_SET TASK_
Write out the records again, exactly, leaving none out.

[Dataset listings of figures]
== == ==
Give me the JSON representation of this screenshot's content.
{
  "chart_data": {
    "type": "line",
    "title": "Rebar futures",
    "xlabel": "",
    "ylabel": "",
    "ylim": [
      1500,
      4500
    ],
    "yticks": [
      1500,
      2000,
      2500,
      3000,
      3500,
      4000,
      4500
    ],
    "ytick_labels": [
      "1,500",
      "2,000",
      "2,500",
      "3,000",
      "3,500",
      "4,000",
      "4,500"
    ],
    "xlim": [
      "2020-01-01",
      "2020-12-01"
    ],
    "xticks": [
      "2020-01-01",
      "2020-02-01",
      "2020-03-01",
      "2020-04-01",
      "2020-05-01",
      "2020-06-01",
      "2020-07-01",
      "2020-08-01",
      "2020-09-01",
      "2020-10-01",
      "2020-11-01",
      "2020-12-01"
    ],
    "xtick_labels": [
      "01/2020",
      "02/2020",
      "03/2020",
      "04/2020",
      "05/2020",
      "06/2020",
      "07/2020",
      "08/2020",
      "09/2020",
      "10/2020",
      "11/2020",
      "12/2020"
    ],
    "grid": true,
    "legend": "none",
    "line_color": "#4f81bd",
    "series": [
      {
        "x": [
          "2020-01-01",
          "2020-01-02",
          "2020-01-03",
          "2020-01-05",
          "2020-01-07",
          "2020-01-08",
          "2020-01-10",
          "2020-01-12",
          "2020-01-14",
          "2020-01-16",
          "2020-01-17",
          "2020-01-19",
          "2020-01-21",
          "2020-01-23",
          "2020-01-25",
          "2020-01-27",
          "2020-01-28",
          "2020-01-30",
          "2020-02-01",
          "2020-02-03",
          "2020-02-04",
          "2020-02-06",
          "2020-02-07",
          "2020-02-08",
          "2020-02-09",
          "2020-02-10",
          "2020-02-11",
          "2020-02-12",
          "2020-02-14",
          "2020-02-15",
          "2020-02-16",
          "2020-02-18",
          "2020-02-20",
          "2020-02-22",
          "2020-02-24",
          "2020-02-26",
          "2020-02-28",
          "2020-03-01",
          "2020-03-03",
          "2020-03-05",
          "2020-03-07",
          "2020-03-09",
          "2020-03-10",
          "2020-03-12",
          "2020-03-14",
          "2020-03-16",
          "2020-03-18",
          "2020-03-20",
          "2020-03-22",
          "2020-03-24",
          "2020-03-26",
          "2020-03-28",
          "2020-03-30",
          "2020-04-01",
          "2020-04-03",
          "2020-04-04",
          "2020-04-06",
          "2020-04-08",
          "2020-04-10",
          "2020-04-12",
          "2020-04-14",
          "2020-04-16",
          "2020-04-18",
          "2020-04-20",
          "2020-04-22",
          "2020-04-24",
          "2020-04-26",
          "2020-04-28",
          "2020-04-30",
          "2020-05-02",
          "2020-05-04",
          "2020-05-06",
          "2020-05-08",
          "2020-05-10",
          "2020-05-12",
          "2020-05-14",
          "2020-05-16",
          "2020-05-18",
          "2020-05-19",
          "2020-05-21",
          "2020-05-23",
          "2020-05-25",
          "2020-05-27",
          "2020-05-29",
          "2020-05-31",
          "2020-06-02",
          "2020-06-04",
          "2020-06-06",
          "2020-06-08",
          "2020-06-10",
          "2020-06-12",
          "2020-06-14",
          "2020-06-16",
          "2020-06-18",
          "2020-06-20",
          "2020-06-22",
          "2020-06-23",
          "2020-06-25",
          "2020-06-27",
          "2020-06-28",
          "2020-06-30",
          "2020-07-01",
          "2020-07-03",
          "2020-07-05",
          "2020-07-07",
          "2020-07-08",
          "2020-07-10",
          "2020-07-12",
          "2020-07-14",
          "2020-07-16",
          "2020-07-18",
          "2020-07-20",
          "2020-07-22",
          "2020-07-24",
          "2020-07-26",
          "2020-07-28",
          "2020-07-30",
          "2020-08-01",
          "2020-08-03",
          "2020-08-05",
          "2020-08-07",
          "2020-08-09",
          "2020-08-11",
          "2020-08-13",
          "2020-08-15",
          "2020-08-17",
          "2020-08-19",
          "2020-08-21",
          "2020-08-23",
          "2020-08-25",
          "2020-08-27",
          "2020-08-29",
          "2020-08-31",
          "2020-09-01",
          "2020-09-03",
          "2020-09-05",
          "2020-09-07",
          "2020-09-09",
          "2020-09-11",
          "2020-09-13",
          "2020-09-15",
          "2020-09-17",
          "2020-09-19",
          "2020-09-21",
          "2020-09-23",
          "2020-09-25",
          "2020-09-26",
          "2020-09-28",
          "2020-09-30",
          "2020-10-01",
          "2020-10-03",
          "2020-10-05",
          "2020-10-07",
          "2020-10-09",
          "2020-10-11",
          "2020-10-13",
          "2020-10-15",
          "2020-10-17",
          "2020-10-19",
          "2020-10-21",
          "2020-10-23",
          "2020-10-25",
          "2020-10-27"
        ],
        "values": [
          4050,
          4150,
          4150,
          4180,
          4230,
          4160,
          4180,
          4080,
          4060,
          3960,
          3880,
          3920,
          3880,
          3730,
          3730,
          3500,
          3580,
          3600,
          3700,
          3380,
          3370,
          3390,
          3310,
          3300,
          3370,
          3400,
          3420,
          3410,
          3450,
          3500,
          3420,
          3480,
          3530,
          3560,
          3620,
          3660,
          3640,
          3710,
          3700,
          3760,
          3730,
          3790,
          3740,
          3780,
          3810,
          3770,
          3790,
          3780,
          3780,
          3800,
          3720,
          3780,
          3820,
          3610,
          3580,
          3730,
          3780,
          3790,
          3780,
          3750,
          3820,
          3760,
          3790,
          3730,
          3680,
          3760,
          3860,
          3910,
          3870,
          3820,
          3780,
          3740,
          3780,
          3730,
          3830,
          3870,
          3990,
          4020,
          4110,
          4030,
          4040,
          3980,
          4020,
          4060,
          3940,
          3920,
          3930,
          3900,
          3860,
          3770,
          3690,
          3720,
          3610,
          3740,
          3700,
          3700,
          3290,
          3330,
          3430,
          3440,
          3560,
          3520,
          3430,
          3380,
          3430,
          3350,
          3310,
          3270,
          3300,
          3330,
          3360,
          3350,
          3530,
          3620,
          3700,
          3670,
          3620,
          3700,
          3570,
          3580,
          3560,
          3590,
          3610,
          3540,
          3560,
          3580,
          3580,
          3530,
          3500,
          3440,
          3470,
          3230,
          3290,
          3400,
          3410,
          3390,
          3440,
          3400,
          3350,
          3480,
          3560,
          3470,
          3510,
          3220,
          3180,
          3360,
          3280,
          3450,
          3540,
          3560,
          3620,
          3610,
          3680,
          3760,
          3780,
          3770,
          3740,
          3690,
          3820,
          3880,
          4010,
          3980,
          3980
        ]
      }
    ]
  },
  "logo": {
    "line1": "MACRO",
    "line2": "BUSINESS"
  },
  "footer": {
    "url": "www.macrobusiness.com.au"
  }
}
== == ==
_CORRECT OUTPUT_
Give me the JSON representation of this screenshot's content.
{
  "chart_data": {
    "type": "line",
    "title": "Rebar futures",
    "xlabel": "",
    "ylabel": "",
    "ylim": [
      1500,
      4500
    ],
    "yticks": [
      1500,
      2000,
      2500,
      3000,
      3500,
      4000,
      4500
    ],
    "ytick_labels": [
      "1,500",
      "2,000",
      "2,500",
      "3,000",
      "3,500",
      "4,000",
      "4,500"
    ],
    "xlim": [
      "2020-01-01",
      "2020-12-01"
    ],
    "xticks": [
      "2020-01-01",
      "2020-02-01",
      "2020-03-01",
      "2020-04-01",
      "2020-05-01",
      "2020-06-01",
      "2020-07-01",
      "2020-08-01",
      "2020-09-01",
      "2020-10-01",
      "2020-11-01",
      "2020-12-01"
    ],
    "xtick_labels": [
      "01/2020",
      "02/2020",
      "03/2020",
      "04/2020",
      "05/2020",
      "06/2020",
      "07/2020",
      "08/2020",
      "09/2020",
      "10/2020",
      "11/2020",
      "12/2020"
    ],
    "grid": true,
    "legend": "none",
    "line_color": "#4f81bd",
    "series": [
      {
        "x": [
          "2020-01-01",
          "2020-01-02",
          "2020-01-03",
          "2020-01-05",
          "2020-01-07",
          "2020-01-08",
          "2020-01-10",
          "2020-01-12",
          "2020-01-14",
          "2020-01-16",
          "2020-01-17",
          "2020-01-19",
          "2020-01-21",
          "2020-01-23",
          "2020-01-25",
          "2020-01-27",
          "2020-01-28",
          "2020-01-30",
          "2020-02-01",
          "2020-02-03",
          "2020-02-04",
          "2020-02-06",
          "2020-02-07",
          "2020-02-08",
          "2020-02-09",
          "2020-02-10",
          "2020-02-11",
          "2020-02-12",
          "2020-02-14",
          "2020-02-15",
          "2020-02-16",
          "2020-02-18",
          "2020-02-20",
          "2020-02-22",
          "2020-02-24",
          "2020-02-26",
          "2020-02-28",
          "2020-03-01",
          "2020-03-03",
          "2020-03-05",
          "2020-03-07",
          "2020-03-09",
          "2020-03-10",
          "2020-03-12",
          "2020-03-14",
          "2020-03-16",
          "2020-03-18",
          "2020-03-20",
          "2020-03-22",
          "2020-03-24",
          "2020-03-26",
          "2020-03-28",
          "2020-03-30",
          "2020-04-01",
          "2020-04-03",
          "2020-04-04",
          "2020-04-06",
          "2020-04-08",
          "2020-04-10",
          "2020-04-12",
          "2020-04-14",
          "2020-04-16",
          "2020-04-18",
          "2020-04-20",
          "2020-04-22",
          "2020-04-24",
          "2020-04-26",
          "2020-04-28",
          "2020-04-30",
          "2020-05-02",
          "2020-05-04",
          "2020-05-06",
          "2020-05-08",
          "2020-05-10",
          "2020-05-12",
          "2020-05-14",
          "2020-05-16",
          "2020-05-18",
          "2020-05-19",
          "2020-05-21",
          "2020-05-23",
          "2020-05-25",
          "2020-05-27",
          "2020-05-29",
          "2020-05-31",
          "2020-06-02",
          "2020-06-04",
          "2020-06-06",
          "2020-06-08",
          "2020-06-10",
          "2020-06-12",
          "2020-06-14",
          "2020-06-16",
          "2020-06-18",
          "2020-06-20",
          "2020-06-22",
          "2020-06-23",
          "2020-06-25",
          "2020-06-27",
          "2020-06-28",
          "2020-06-30",
          "2020-07-01",
          "2020-07-03",
          "2020-07-05",
          "2020-07-07",
          "2020-07-08",
          "2020-07-10",
          "2020-07-12",
          "2020-07-14",
          "2020-07-16",
          "2020-07-18",
          "2020-07-20",
          "2020-07-22",
          "2020-07-24",
          "2020-07-26",
          "2020-07-28",
          "2020-07-30",
          "2020-08-01",
          "2020-08-03",
          "2020-08-05",
          "2020-08-07",
          "2020-08-09",
          "2020-08-11",
          "2020-08-13",
          "2020-08-15",
          "2020-08-17",
          "2020-08-19",
          "2020-08-21",
          "2020-08-23",
          "2020-08-25",
          "2020-08-27",
          "2020-08-29",
          "2020-08-31",
          "2020-09-01",
          "2020-09-03",
          "2020-09-05",
          "2020-09-07",
          "2020-09-09",
          "2020-09-11",
          "2020-09-13",
          "2020-09-15",
          "2020-09-17",
          "2020-09-19",
          "2020-09-21",
          "2020-09-23",
          "2020-09-25",
          "2020-09-26",
          "2020-09-28",
          "2020-09-30",
          "2020-10-01",
          "2020-10-03",
          "2020-10-05",
          "2020-10-07",
          "2020-10-09",
          "2020-10-11",
          "2020-10-13",
          "2020-10-15",
          "2020-10-17",
          "2020-10-19",
          "2020-10-21",
          "2020-10-23",
          "2020-10-25",
          "2020-10-27"
        ],
        "values": [
          4050,
          4150,
          4150,
          4180,
          4230,
          4160,
          4180,
          4080,
          4060,
          3960,
          3880,
          3920,
          3880,
          3730,
          3730,
          3500,
          3580,
          3600,
          3700,
          3380,
          3370,
          3390,
          3310,
          3300,
          3370,
          3400,
          3420,
          3410,
          3450,
          3500,
          3420,
          3480,
          3530,
          3560,
          3620,
          3660,
          3640,
          3710,
          3700,
          3760,
          3730,
          3790,
          3740,
          3780,
          3810,
          3770,
          3790,
          3780,
          3780,
          3800,
          3720,
          3780,
          3820,
          3610,
          3580,
          3730,
          3780,
          3790,
          3780,
          3750,
          3820,
          3760,
          3790,
          3730,
          3680,
          3760,
          3860,
          3910,
          3870,
          3820,
          3780,
          3740,
          3780,
          3730,
          3830,
          3870,
          3990,
          4020,
          4110,
          4030,
          4040,
          3980,
          4020,
          4060,
          3940,
          3920,
          3930,
          3900,
          3860,
          3770,
          3690,
          3720,
          3610,
          3740,
          3700,
          3700,
          3290,
          3330,
          3430,
          3440,
          3560,
          3520,
          3430,
          3380,
          3430,
          3350,
          3310,
          3270,
          3300,
          3330,
          3360,
          3350,
          3530,
          3620,
          3700,
          3670,
          3620,
          3700,
          3570,
          3580,
          3560,
          3590,
          3610,
          3540,
          3560,
          3580,
          3580,
          3530,
          3500,
          3440,
          3470,
          3230,
          3290,
          3400,
          3410,
          3390,
          3440,
          3400,
          3350,
          3480,
          3560,
          3470,
          3510,
          3220,
          3180,
          3360,
          3280,
          3450,
          3540,
          3560,
          3620,
          3610,
          3680,
          3760,
          3780,
          3770,
          3740,
          3690,
          3820,
          3880,
          4010,
          3980,
          3980
        ]
      }
    ]
  },
  "logo": {
    "line1": "MACRO",
    "line2": "BUSINESS"
  },
  "footer": {
    "url": "www.macrobusiness.com.au"
  }
}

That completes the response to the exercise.